PROBLEM STATEMENT: Wherever a line in the data below holds "output", copy that line.

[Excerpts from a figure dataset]

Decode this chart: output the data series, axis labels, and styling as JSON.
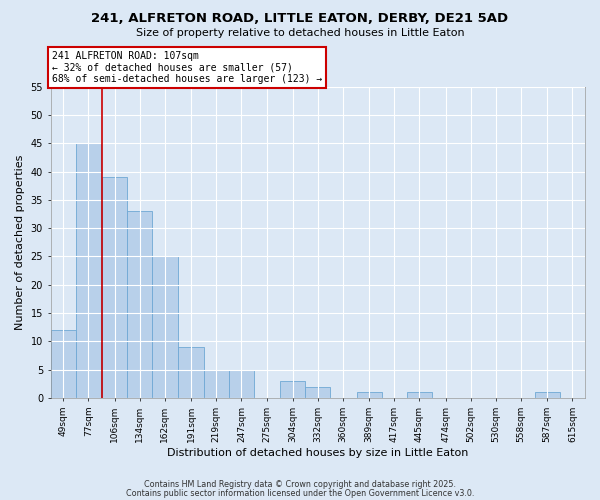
{
  "title": "241, ALFRETON ROAD, LITTLE EATON, DERBY, DE21 5AD",
  "subtitle": "Size of property relative to detached houses in Little Eaton",
  "xlabel": "Distribution of detached houses by size in Little Eaton",
  "ylabel": "Number of detached properties",
  "bar_color": "#b8d0ea",
  "bar_edge_color": "#6fa8d4",
  "background_color": "#dce8f5",
  "grid_color": "#ffffff",
  "vline_x": 106,
  "vline_color": "#cc0000",
  "categories": [
    "49sqm",
    "77sqm",
    "106sqm",
    "134sqm",
    "162sqm",
    "191sqm",
    "219sqm",
    "247sqm",
    "275sqm",
    "304sqm",
    "332sqm",
    "360sqm",
    "389sqm",
    "417sqm",
    "445sqm",
    "474sqm",
    "502sqm",
    "530sqm",
    "558sqm",
    "587sqm",
    "615sqm"
  ],
  "bin_edges": [
    49,
    77,
    106,
    134,
    162,
    191,
    219,
    247,
    275,
    304,
    332,
    360,
    389,
    417,
    445,
    474,
    502,
    530,
    558,
    587,
    615
  ],
  "bin_width": 28,
  "values": [
    12,
    45,
    39,
    33,
    25,
    9,
    5,
    5,
    0,
    3,
    2,
    0,
    1,
    0,
    1,
    0,
    0,
    0,
    0,
    1,
    0
  ],
  "ylim": [
    0,
    55
  ],
  "yticks": [
    0,
    5,
    10,
    15,
    20,
    25,
    30,
    35,
    40,
    45,
    50,
    55
  ],
  "annotation_title": "241 ALFRETON ROAD: 107sqm",
  "annotation_line1": "← 32% of detached houses are smaller (57)",
  "annotation_line2": "68% of semi-detached houses are larger (123) →",
  "annotation_box_color": "#ffffff",
  "annotation_box_edge": "#cc0000",
  "footer1": "Contains HM Land Registry data © Crown copyright and database right 2025.",
  "footer2": "Contains public sector information licensed under the Open Government Licence v3.0."
}
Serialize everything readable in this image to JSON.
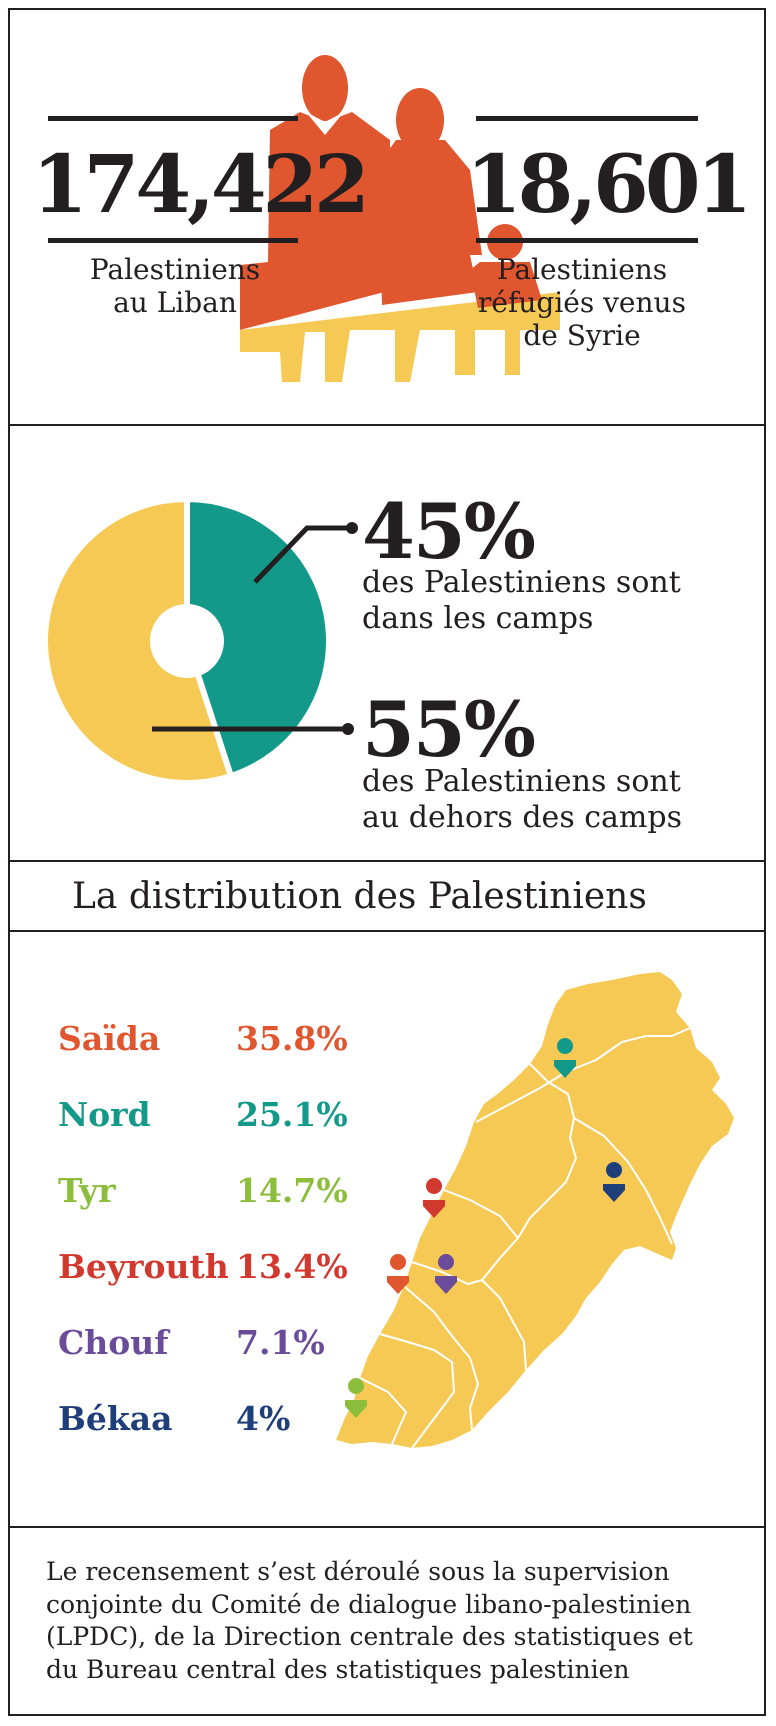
{
  "header": {
    "stat_left": {
      "value": "174,422",
      "caption": [
        "Palestiniens",
        "au Liban"
      ]
    },
    "stat_right": {
      "value": "18,601",
      "caption": [
        "Palestiniens",
        "réfugiés venus",
        "de Syrie"
      ]
    }
  },
  "chart_data": {
    "type": "pie",
    "categories": [
      "des Palestiniens sont dans les camps",
      "des Palestiniens sont au dehors des camps"
    ],
    "values": [
      45,
      55
    ],
    "labels": [
      "45%",
      "55%"
    ],
    "descriptions": [
      [
        "des Palestiniens sont",
        "dans les camps"
      ],
      [
        "des Palestiniens sont",
        "au dehors des camps"
      ]
    ],
    "colors": [
      "#12998a",
      "#f6c955"
    ]
  },
  "distribution": {
    "title": "La distribution des Palestiniens",
    "regions": [
      {
        "name": "Saïda",
        "value": "35.8%",
        "color": "#e0562f"
      },
      {
        "name": "Nord",
        "value": "25.1%",
        "color": "#12998a"
      },
      {
        "name": "Tyr",
        "value": "14.7%",
        "color": "#8cbd3b"
      },
      {
        "name": "Beyrouth",
        "value": "13.4%",
        "color": "#d2392e"
      },
      {
        "name": "Chouf",
        "value": "7.1%",
        "color": "#6b4c9a"
      },
      {
        "name": "Békaa",
        "value": "4%",
        "color": "#1f3f7a"
      }
    ],
    "map_color": "#f6c955"
  },
  "footnote": {
    "lines": [
      "Le recensement s’est déroulé sous la supervision",
      "conjointe du Comité de dialogue libano-palestinien",
      "(LPDC), de la Direction centrale des statistiques et",
      "du Bureau central des statistiques palestinien"
    ]
  },
  "colors": {
    "orange": "#e0562f",
    "yellow": "#f6c955",
    "teal": "#12998a",
    "ink": "#231f20"
  }
}
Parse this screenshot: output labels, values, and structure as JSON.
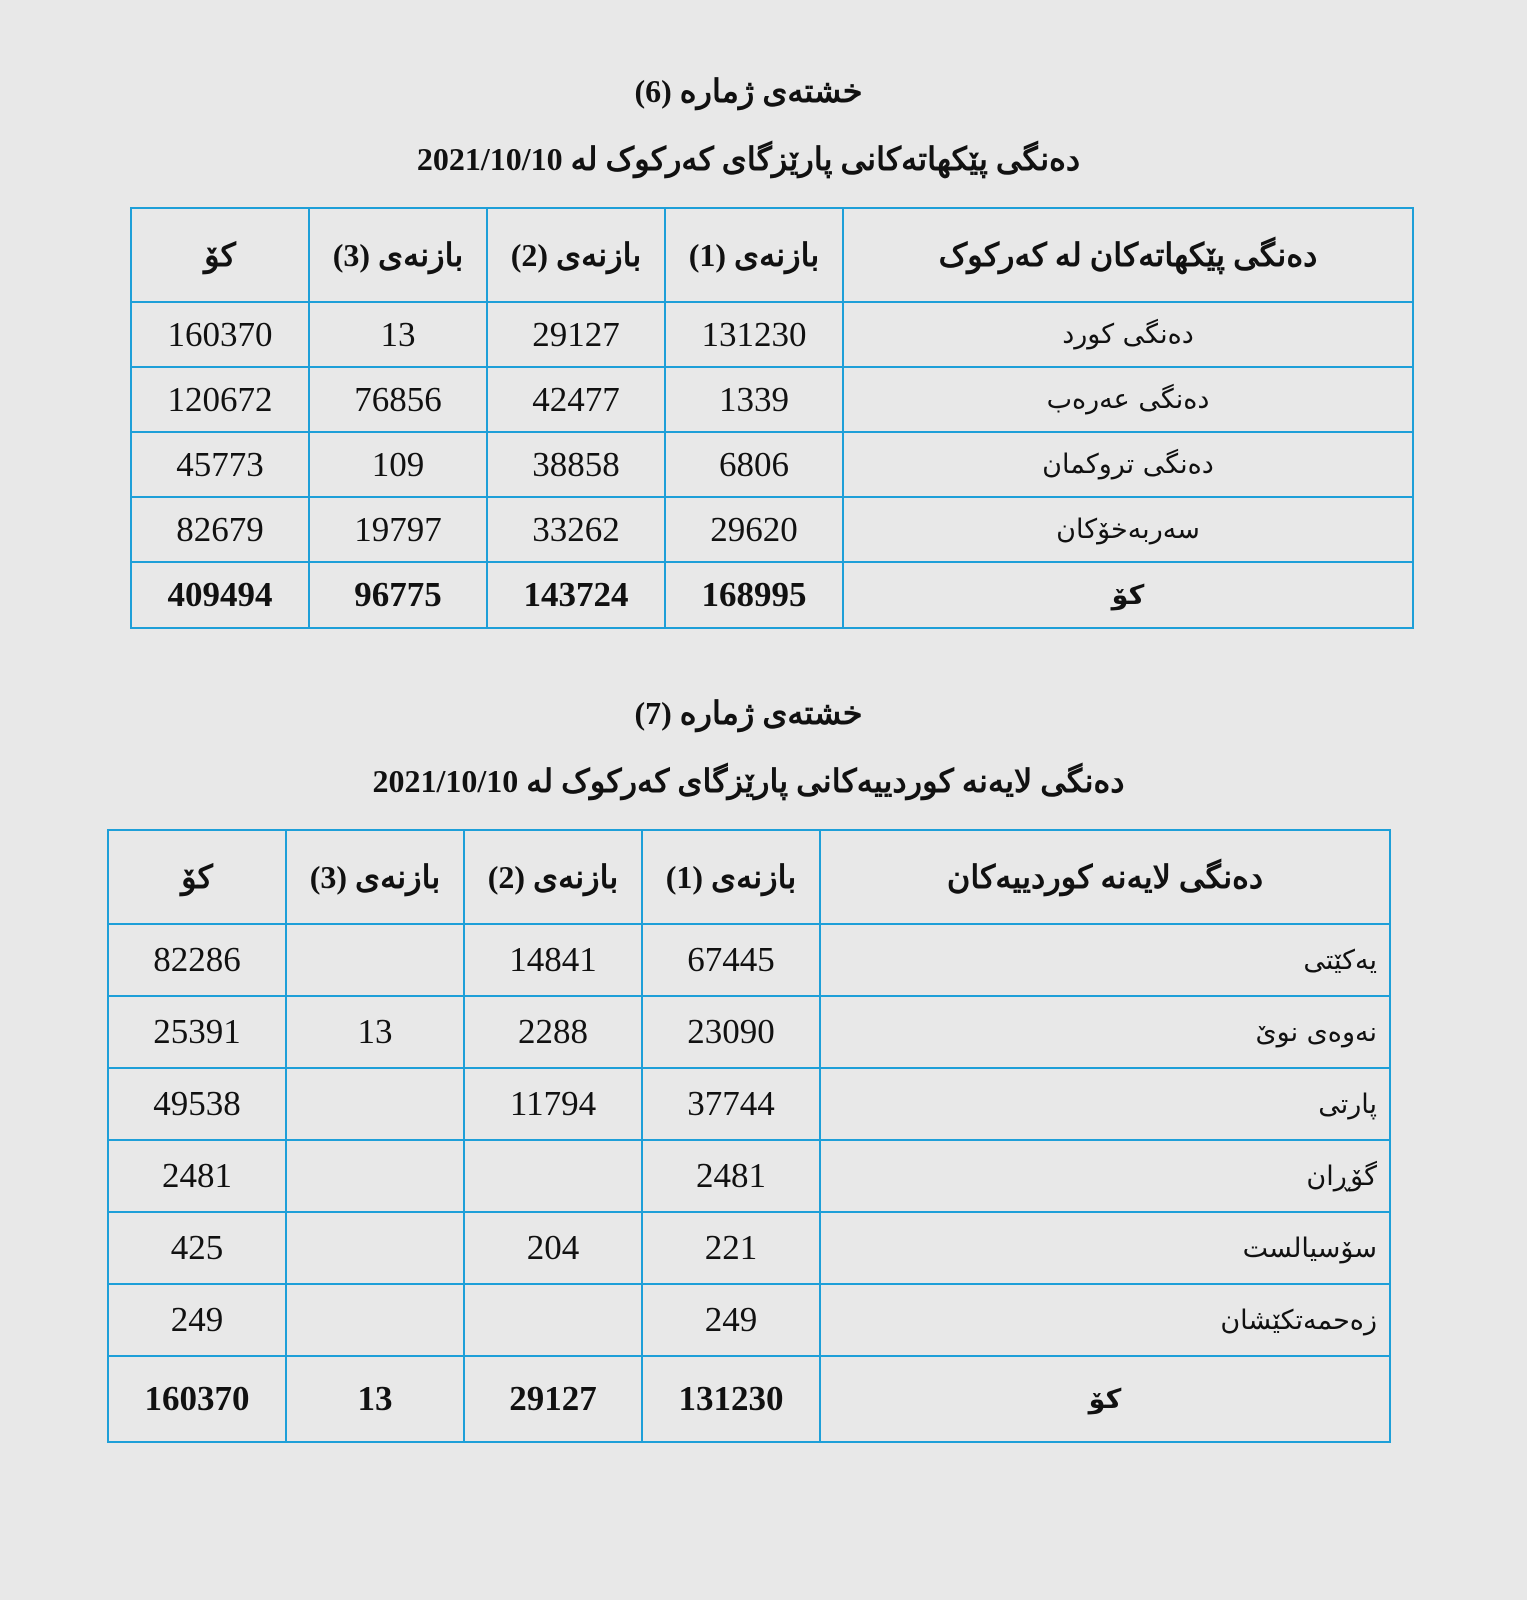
{
  "table6": {
    "number_title": "خشتەی ژمارە (6)",
    "subtitle": "دەنگی پێکهاتەکانی پارێزگای کەرکوک لە 2021/10/10",
    "headers": [
      "دەنگی پێکهاتەکان لە کەرکوک",
      "بازنەی (1)",
      "بازنەی (2)",
      "بازنەی (3)",
      "کۆ"
    ],
    "rows": [
      [
        "دەنگی کورد",
        "131230",
        "29127",
        "13",
        "160370"
      ],
      [
        "دەنگی عەرەب",
        "1339",
        "42477",
        "76856",
        "120672"
      ],
      [
        "دەنگی تروکمان",
        "6806",
        "38858",
        "109",
        "45773"
      ],
      [
        "سەربەخۆکان",
        "29620",
        "33262",
        "19797",
        "82679"
      ]
    ],
    "total": [
      "کۆ",
      "168995",
      "143724",
      "96775",
      "409494"
    ]
  },
  "table7": {
    "number_title": "خشتەی ژمارە (7)",
    "subtitle": "دەنگی لایەنە کوردییەکانی پارێزگای کەرکوک لە 2021/10/10",
    "headers": [
      "دەنگی لایەنە کوردییەکان",
      "بازنەی (1)",
      "بازنەی (2)",
      "بازنەی (3)",
      "کۆ"
    ],
    "rows": [
      [
        "یەکێتی",
        "67445",
        "14841",
        "",
        "82286"
      ],
      [
        "نەوەی نوێ",
        "23090",
        "2288",
        "13",
        "25391"
      ],
      [
        "پارتی",
        "37744",
        "11794",
        "",
        "49538"
      ],
      [
        "گۆڕان",
        "2481",
        "",
        "",
        "2481"
      ],
      [
        "سۆسیالست",
        "221",
        "204",
        "",
        "425"
      ],
      [
        "زەحمەتکێشان",
        "249",
        "",
        "",
        "249"
      ]
    ],
    "total": [
      "کۆ",
      "131230",
      "29127",
      "13",
      "160370"
    ]
  },
  "colors": {
    "border": "#1e9fd8",
    "background": "#e8e8e8"
  }
}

THE SOLUTION:
Decode this chart: output the data series, axis labels, and styling as JSON.
Parse this screenshot: output labels, values, and structure as JSON.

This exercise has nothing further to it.